**Written exercise:**
Find the word "Hubert" in the listing; pull out each line holding it.

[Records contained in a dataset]

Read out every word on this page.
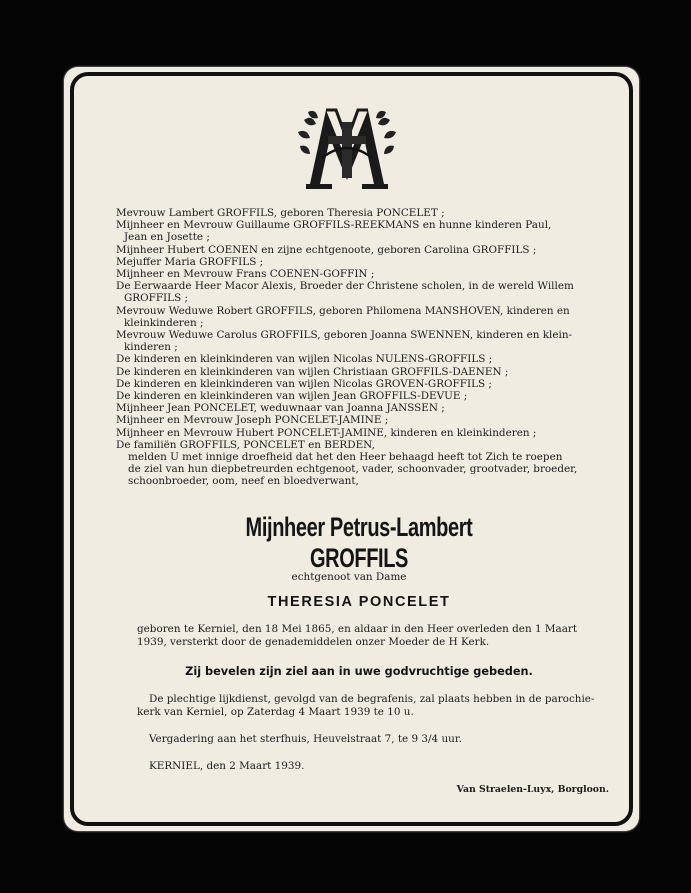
Mevrouw Lambert GROFFILS, geboren Theresia PONCELET ;
Mijnheer en Mevrouw Guillaume GROFFILS-REEKMANS en hunne kinderen Paul,
Jean en Josette ;
Mijnheer Hubert COENEN en zijne echtgenoote, geboren Carolina GROFFILS ;
Mejuffer Maria GROFFILS ;
Mijnheer en Mevrouw Frans COENEN-GOFFIN ;
De Eerwaarde Heer Macor Alexis, Broeder der Christene scholen, in de wereld Willem
GROFFILS ;
Mevrouw Weduwe Robert GROFFILS, geboren Philomena MANSHOVEN, kinderen en
kleinkinderen ;
Mevrouw Weduwe Carolus GROFFILS, geboren Joanna SWENNEN, kinderen en klein-
kinderen ;
De kinderen en kleinkinderen van wijlen Nicolas NULENS-GROFFILS ;
De kinderen en kleinkinderen van wijlen Christiaan GROFFILS-DAENEN ;
De kinderen en kleinkinderen van wijlen Nicolas GROVEN-GROFFILS ;
De kinderen en kleinkinderen van wijlen Jean GROFFILS-DEVUE ;
Mijnheer Jean PONCELET, weduwnaar van Joanna JANSSEN ;
Mijnheer en Mevrouw Joseph PONCELET-JAMINE ;
Mijnheer en Mevrouw Hubert PONCELET-JAMINE, kinderen en kleinkinderen ;
De familiën GROFFILS, PONCELET en BERDEN,
melden U met innige droefheid dat het den Heer behaagd heeft tot Zich te roepen
de ziel van hun diepbetreurden echtgenoot, vader, schoonvader, grootvader, broeder,
schoonbroeder, oom, neef en bloedverwant,
Mijnheer Petrus-Lambert GROFFILS
echtgenoot van Dame
THERESIA PONCELET
geboren te Kerniel, den 18 Mei 1865, en aldaar in den Heer overleden den 1 Maart
1939, versterkt door de genademiddelen onzer Moeder de H Kerk.
Zij bevelen zijn ziel aan in uwe godvruchtige gebeden.
De plechtige lijkdienst, gevolgd van de begrafenis, zal plaats hebben in de parochie-
kerk van Kerniel, op Zaterdag 4 Maart 1939 te 10 u.
Vergadering aan het sterfhuis, Heuvelstraat 7, te 9 3/4 uur.
KERNIEL, den 2 Maart 1939.
Van Straelen-Luyx, Borgloon.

**Solution to the exercise:**
Mijnheer Hubert COENEN en zijne echtgenoote, geboren Carolina GROFFILS ;
Mijnheer en Mevrouw Hubert PONCELET-JAMINE, kinderen en kleinkinderen ;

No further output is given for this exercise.